Input rows =>
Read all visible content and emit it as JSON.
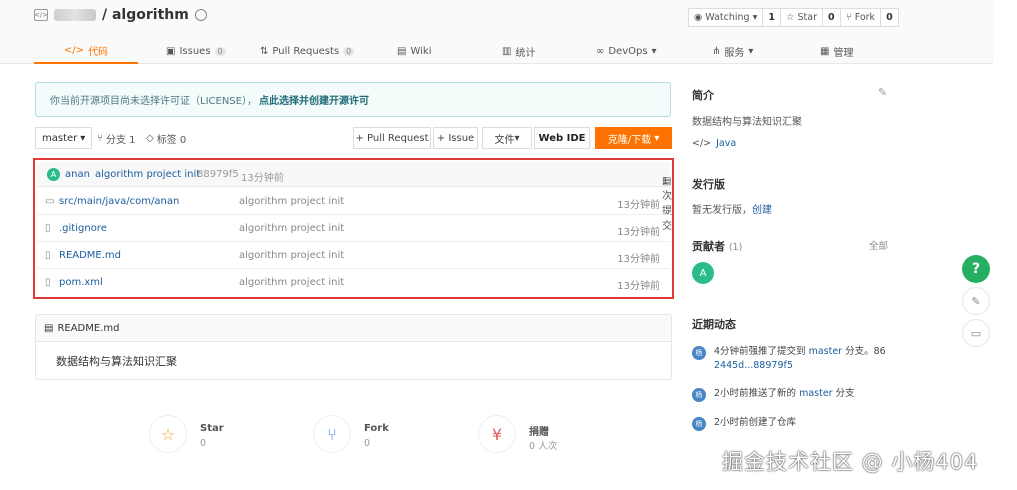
{
  "header": {
    "repo_name": "/ algorithm",
    "watching_label": "Watching",
    "watching_count": "1",
    "star_label": "Star",
    "star_count": "0",
    "fork_label": "Fork",
    "fork_count": "0"
  },
  "tabs": [
    {
      "label": "代码",
      "icon": "code-icon"
    },
    {
      "label": "Issues",
      "count": "0",
      "icon": "issues-icon"
    },
    {
      "label": "Pull Requests",
      "count": "0",
      "icon": "pull-request-icon"
    },
    {
      "label": "Wiki",
      "icon": "wiki-icon"
    },
    {
      "label": "统计",
      "icon": "chart-icon"
    },
    {
      "label": "DevOps",
      "icon": "devops-icon"
    },
    {
      "label": "服务",
      "icon": "service-icon"
    },
    {
      "label": "管理",
      "icon": "manage-icon"
    }
  ],
  "notice": {
    "text": "你当前开源项目尚未选择许可证（LICENSE），",
    "link": "点此选择并创建开源许可"
  },
  "toolbar": {
    "branch": "master",
    "branches": "分支 1",
    "tags": "标签 0",
    "pull_request": "+ Pull Request",
    "issue": "+ Issue",
    "files": "文件",
    "web_ide": "Web IDE",
    "clone": "克隆/下载"
  },
  "commit": {
    "avatar": "A",
    "author": "anan",
    "message": "algorithm project init",
    "hash": "88979f5",
    "time": "13分钟前",
    "count": "1 次提交"
  },
  "files": [
    {
      "name": "src/main/java/com/anan",
      "message": "algorithm project init",
      "time": "13分钟前",
      "icon": "folder-icon"
    },
    {
      "name": ".gitignore",
      "message": "algorithm project init",
      "time": "13分钟前",
      "icon": "file-icon"
    },
    {
      "name": "README.md",
      "message": "algorithm project init",
      "time": "13分钟前",
      "icon": "file-icon"
    },
    {
      "name": "pom.xml",
      "message": "algorithm project init",
      "time": "13分钟前",
      "icon": "file-icon"
    }
  ],
  "readme": {
    "title": "README.md",
    "content": "数据结构与算法知识汇聚"
  },
  "stats": [
    {
      "title": "Star",
      "value": "0",
      "icon": "star-icon",
      "color": "#f5a623"
    },
    {
      "title": "Fork",
      "value": "0",
      "icon": "fork-icon",
      "color": "#4a90e2"
    },
    {
      "title": "捐赠",
      "value": "0 人次",
      "icon": "donate-icon",
      "color": "#e05a5a"
    }
  ],
  "sidebar": {
    "intro_title": "简介",
    "intro_text": "数据结构与算法知识汇聚",
    "language": "Java",
    "release_title": "发行版",
    "release_text": "暂无发行版，",
    "release_link": "创建",
    "contributors_title": "贡献者",
    "contributors_count": "(1)",
    "contributors_all": "全部",
    "contributor_avatar": "A",
    "activity_title": "近期动态",
    "activity": [
      {
        "avatar": "杨",
        "prefix": "4分钟前强推了提交到 ",
        "branch": "master",
        "suffix": " 分支。86",
        "line2": "2445d...88979f5"
      },
      {
        "avatar": "杨",
        "prefix": "2小时前推送了新的 ",
        "branch": "master",
        "suffix": " 分支",
        "line2": ""
      },
      {
        "avatar": "杨",
        "prefix": "2小时前创建了仓库",
        "branch": "",
        "suffix": "",
        "line2": ""
      }
    ]
  },
  "floating": {
    "help": "?"
  },
  "watermark": "掘金技术社区 @ 小杨404",
  "colors": {
    "accent": "#fe7300",
    "link": "#1a5c9e",
    "highlight_border": "#e03a3a",
    "help_button": "#27ae60"
  }
}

Task directions => Quote each entry above verbatim and drop the pictures.

Answer for this exercise =>
Read all visible content and emit it as JSON.
{
  "header": {
    "repo_name": "/ algorithm",
    "watching_label": "Watching",
    "watching_count": "1",
    "star_label": "Star",
    "star_count": "0",
    "fork_label": "Fork",
    "fork_count": "0"
  },
  "tabs": [
    {
      "label": "代码",
      "icon": "code-icon"
    },
    {
      "label": "Issues",
      "count": "0",
      "icon": "issues-icon"
    },
    {
      "label": "Pull Requests",
      "count": "0",
      "icon": "pull-request-icon"
    },
    {
      "label": "Wiki",
      "icon": "wiki-icon"
    },
    {
      "label": "统计",
      "icon": "chart-icon"
    },
    {
      "label": "DevOps",
      "icon": "devops-icon"
    },
    {
      "label": "服务",
      "icon": "service-icon"
    },
    {
      "label": "管理",
      "icon": "manage-icon"
    }
  ],
  "notice": {
    "text": "你当前开源项目尚未选择许可证（LICENSE），",
    "link": "点此选择并创建开源许可"
  },
  "toolbar": {
    "branch": "master",
    "branches": "分支 1",
    "tags": "标签 0",
    "pull_request": "+ Pull Request",
    "issue": "+ Issue",
    "files": "文件",
    "web_ide": "Web IDE",
    "clone": "克隆/下载"
  },
  "commit": {
    "avatar": "A",
    "author": "anan",
    "message": "algorithm project init",
    "hash": "88979f5",
    "time": "13分钟前",
    "count": "1 次提交"
  },
  "files": [
    {
      "name": "src/main/java/com/anan",
      "message": "algorithm project init",
      "time": "13分钟前",
      "icon": "folder-icon"
    },
    {
      "name": ".gitignore",
      "message": "algorithm project init",
      "time": "13分钟前",
      "icon": "file-icon"
    },
    {
      "name": "README.md",
      "message": "algorithm project init",
      "time": "13分钟前",
      "icon": "file-icon"
    },
    {
      "name": "pom.xml",
      "message": "algorithm project init",
      "time": "13分钟前",
      "icon": "file-icon"
    }
  ],
  "readme": {
    "title": "README.md",
    "content": "数据结构与算法知识汇聚"
  },
  "stats": [
    {
      "title": "Star",
      "value": "0",
      "icon": "star-icon",
      "color": "#f5a623"
    },
    {
      "title": "Fork",
      "value": "0",
      "icon": "fork-icon",
      "color": "#4a90e2"
    },
    {
      "title": "捐赠",
      "value": "0 人次",
      "icon": "donate-icon",
      "color": "#e05a5a"
    }
  ],
  "sidebar": {
    "intro_title": "简介",
    "intro_text": "数据结构与算法知识汇聚",
    "language": "Java",
    "release_title": "发行版",
    "release_text": "暂无发行版，",
    "release_link": "创建",
    "contributors_title": "贡献者",
    "contributors_count": "(1)",
    "contributors_all": "全部",
    "contributor_avatar": "A",
    "activity_title": "近期动态",
    "activity": [
      {
        "avatar": "杨",
        "prefix": "4分钟前强推了提交到 ",
        "branch": "master",
        "suffix": " 分支。86",
        "line2": "2445d...88979f5"
      },
      {
        "avatar": "杨",
        "prefix": "2小时前推送了新的 ",
        "branch": "master",
        "suffix": " 分支",
        "line2": ""
      },
      {
        "avatar": "杨",
        "prefix": "2小时前创建了仓库",
        "branch": "",
        "suffix": "",
        "line2": ""
      }
    ]
  },
  "floating": {
    "help": "?"
  },
  "watermark": "掘金技术社区 @ 小杨404",
  "colors": {
    "accent": "#fe7300",
    "link": "#1a5c9e",
    "highlight_border": "#e03a3a",
    "help_button": "#27ae60"
  }
}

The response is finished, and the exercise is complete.